§ **What to do**
Every entry needs to be reproduced exactly.

::::::::

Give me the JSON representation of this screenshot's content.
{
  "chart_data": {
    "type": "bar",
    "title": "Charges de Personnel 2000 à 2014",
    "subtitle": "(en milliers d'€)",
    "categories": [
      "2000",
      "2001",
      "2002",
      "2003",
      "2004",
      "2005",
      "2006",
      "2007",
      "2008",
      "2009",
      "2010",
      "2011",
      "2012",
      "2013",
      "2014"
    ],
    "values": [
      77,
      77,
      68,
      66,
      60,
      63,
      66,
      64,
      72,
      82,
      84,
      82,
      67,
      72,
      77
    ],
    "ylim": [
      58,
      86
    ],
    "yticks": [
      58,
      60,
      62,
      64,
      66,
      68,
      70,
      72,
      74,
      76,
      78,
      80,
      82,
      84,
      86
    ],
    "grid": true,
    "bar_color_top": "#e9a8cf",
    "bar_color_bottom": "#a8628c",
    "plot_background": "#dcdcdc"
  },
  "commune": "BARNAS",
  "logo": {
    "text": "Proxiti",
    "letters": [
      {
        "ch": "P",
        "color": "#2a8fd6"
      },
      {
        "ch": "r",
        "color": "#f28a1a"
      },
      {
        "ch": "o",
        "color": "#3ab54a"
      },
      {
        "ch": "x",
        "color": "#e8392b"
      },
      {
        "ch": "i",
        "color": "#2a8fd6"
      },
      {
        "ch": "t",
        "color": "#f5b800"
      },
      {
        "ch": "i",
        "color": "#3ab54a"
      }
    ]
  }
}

::::::::

§ **Response**
Give me the JSON representation of this screenshot's content.
{
  "chart_data": {
    "type": "bar",
    "title": "Charges de Personnel 2000 à 2014",
    "subtitle": "(en milliers d'€)",
    "categories": [
      "2000",
      "2001",
      "2002",
      "2003",
      "2004",
      "2005",
      "2006",
      "2007",
      "2008",
      "2009",
      "2010",
      "2011",
      "2012",
      "2013",
      "2014"
    ],
    "values": [
      77,
      77,
      68,
      66,
      60,
      63,
      66,
      64,
      72,
      82,
      84,
      82,
      67,
      72,
      77
    ],
    "ylim": [
      58,
      86
    ],
    "yticks": [
      58,
      60,
      62,
      64,
      66,
      68,
      70,
      72,
      74,
      76,
      78,
      80,
      82,
      84,
      86
    ],
    "grid": true,
    "bar_color_top": "#e9a8cf",
    "bar_color_bottom": "#a8628c",
    "plot_background": "#dcdcdc"
  },
  "commune": "BARNAS",
  "logo": {
    "text": "Proxiti",
    "letters": [
      {
        "ch": "P",
        "color": "#2a8fd6"
      },
      {
        "ch": "r",
        "color": "#f28a1a"
      },
      {
        "ch": "o",
        "color": "#3ab54a"
      },
      {
        "ch": "x",
        "color": "#e8392b"
      },
      {
        "ch": "i",
        "color": "#2a8fd6"
      },
      {
        "ch": "t",
        "color": "#f5b800"
      },
      {
        "ch": "i",
        "color": "#3ab54a"
      }
    ]
  }
}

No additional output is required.